- [Collected data]
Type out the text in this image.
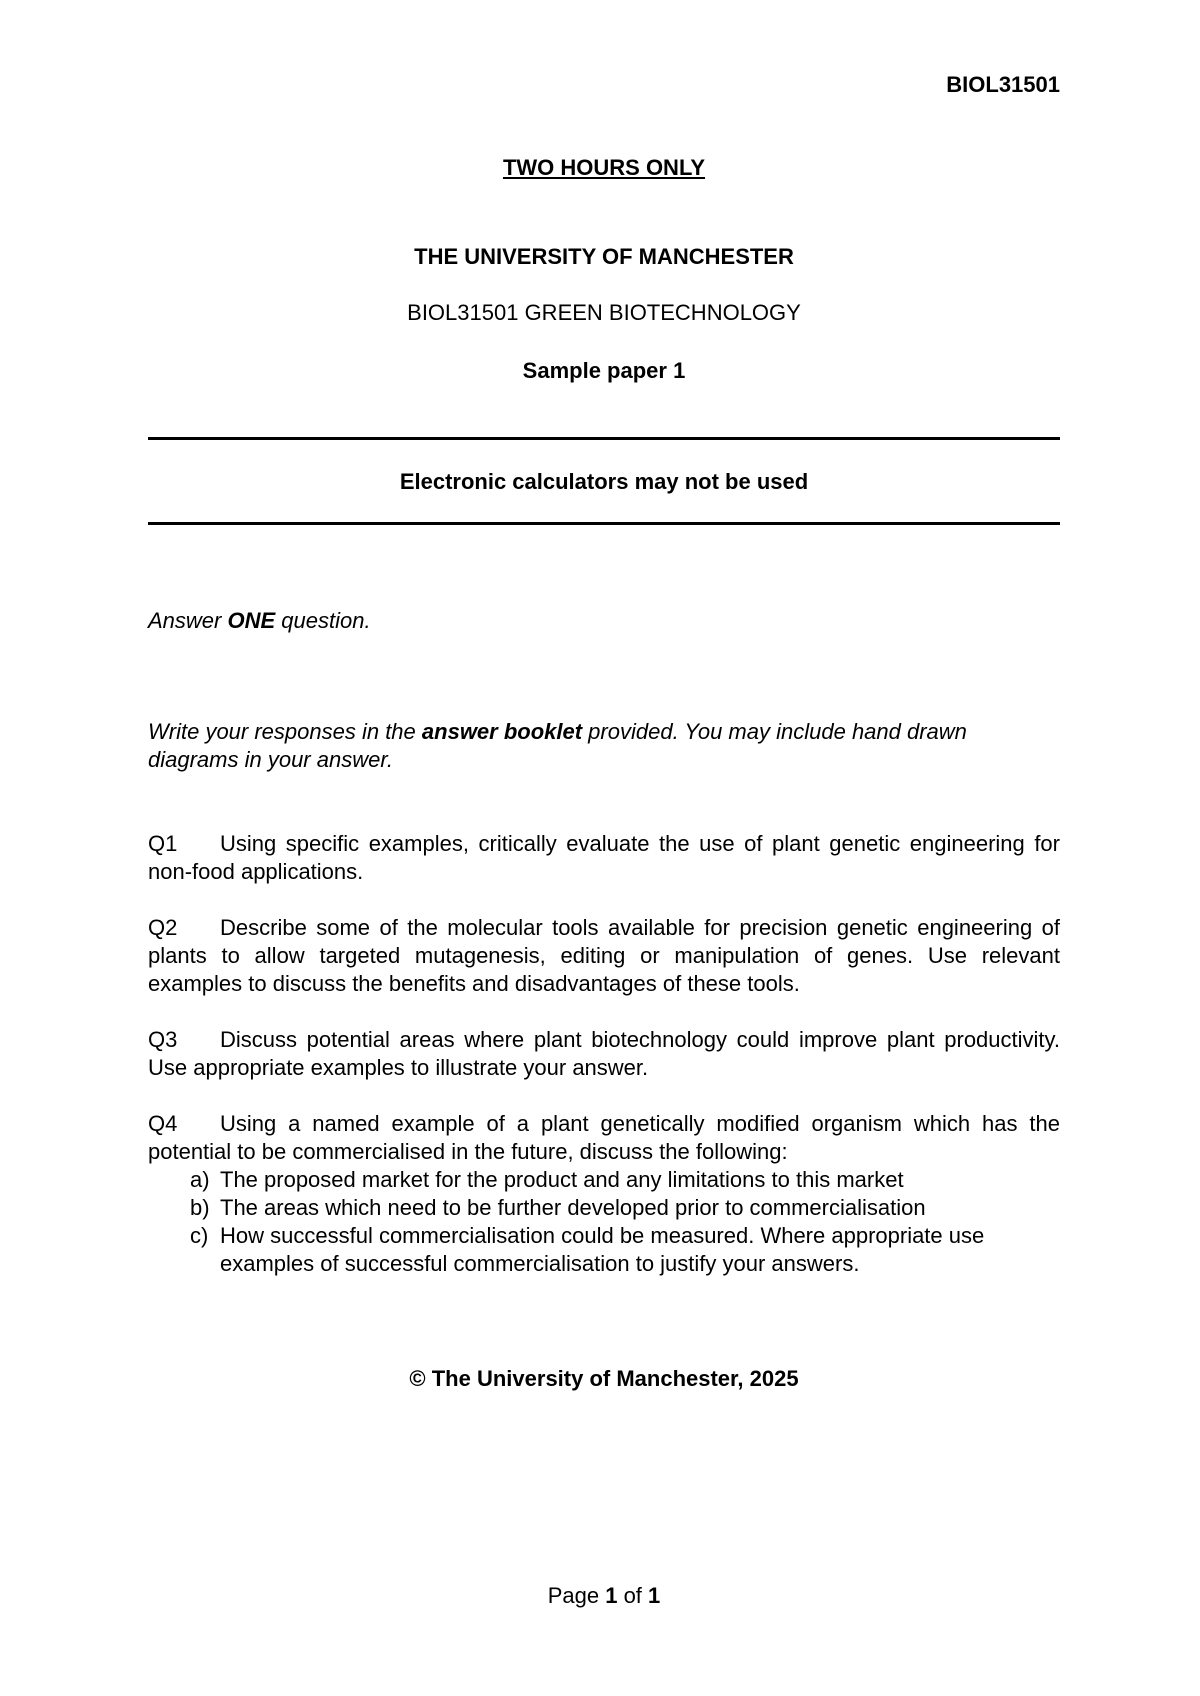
BIOL31501
TWO HOURS ONLY
THE UNIVERSITY OF MANCHESTER
BIOL31501 GREEN BIOTECHNOLOGY
Sample paper 1
Electronic calculators may not be used
Answer ONE question.
Write your responses in the answer booklet provided. You may include hand drawn diagrams in your answer.
Q1 Using specific examples, critically evaluate the use of plant genetic engineering for non-food applications.
Q2 Describe some of the molecular tools available for precision genetic engineering of plants to allow targeted mutagenesis, editing or manipulation of genes. Use relevant examples to discuss the benefits and disadvantages of these tools.
Q3 Discuss potential areas where plant biotechnology could improve plant productivity. Use appropriate examples to illustrate your answer.
Q4 Using a named example of a plant genetically modified organism which has the potential to be commercialised in the future, discuss the following:
a) The proposed market for the product and any limitations to this market
b) The areas which need to be further developed prior to commercialisation
c) How successful commercialisation could be measured. Where appropriate use examples of successful commercialisation to justify your answers.
© The University of Manchester, 2025
Page 1 of 1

- [WORK REQUEST]
Copy the records exactly as they appear, excluding images.

- [SOLUTION FOR THIS PROBLEM]
Type out the text in this image.
BIOL31501
TWO HOURS ONLY
THE UNIVERSITY OF MANCHESTER
BIOL31501 GREEN BIOTECHNOLOGY
Sample paper 1
Electronic calculators may not be used
Answer ONE question.
Write your responses in the answer booklet provided. You may include hand drawn diagrams in your answer.
Q1 Using specific examples, critically evaluate the use of plant genetic engineering for non-food applications.
Q2 Describe some of the molecular tools available for precision genetic engineering of plants to allow targeted mutagenesis, editing or manipulation of genes. Use relevant examples to discuss the benefits and disadvantages of these tools.
Q3 Discuss potential areas where plant biotechnology could improve plant productivity. Use appropriate examples to illustrate your answer.
Q4 Using a named example of a plant genetically modified organism which has the potential to be commercialised in the future, discuss the following:
a) The proposed market for the product and any limitations to this market
b) The areas which need to be further developed prior to commercialisation
c) How successful commercialisation could be measured. Where appropriate use examples of successful commercialisation to justify your answers.
© The University of Manchester, 2025
Page 1 of 1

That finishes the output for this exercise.